LISTING:
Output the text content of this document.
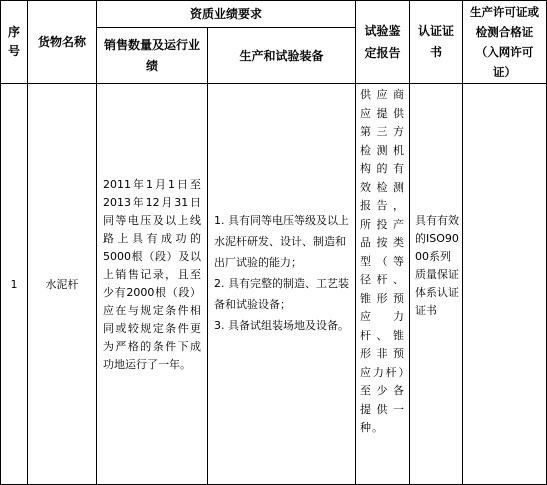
序号
货物名称
资质业绩要求
销售数量及运行业绩
生产和试验装备
试验鉴定报告
认证证书
生产许可证或检测合格证（入网许可证）
1	水泥杆
2011年1月1日至2013年12月31日同等电压及以上线路上具有成功的5000根（段）及以上销售记录，且至少有2000根（段）应在与规定条件相同或较规定条件更为严格的条件下成功地运行了一年。
1. 具有同等电压等级及以上水泥杆研发、设计、制造和出厂试验的能力；
2. 具有完整的制造、工艺装备和试验设备；
3. 具备试组装场地及设备。
供应商应提供第三方检测机构的有效检测报告，所投产品按类型（等径杆、锥形预应力杆、锥形非预应力杆）至少各提供一种。
具有有效的ISO9000系列质量保证体系认证证书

REQUIREMENTS: Quote the records in full and exactly; skip any image.

COMPLETE RESPONSE:
Output the text content of this document.
序号
货物名称
资质业绩要求
销售数量及运行业绩
生产和试验装备
试验鉴定报告
认证证书
生产许可证或检测合格证（入网许可证）
1	水泥杆
2011年1月1日至2013年12月31日同等电压及以上线路上具有成功的5000根（段）及以上销售记录，且至少有2000根（段）应在与规定条件相同或较规定条件更为严格的条件下成功地运行了一年。
1. 具有同等电压等级及以上水泥杆研发、设计、制造和出厂试验的能力；
2. 具有完整的制造、工艺装备和试验设备；
3. 具备试组装场地及设备。
供应商应提供第三方检测机构的有效检测报告，所投产品按类型（等径杆、锥形预应力杆、锥形非预应力杆）至少各提供一种。
具有有效的ISO9000系列质量保证体系认证证书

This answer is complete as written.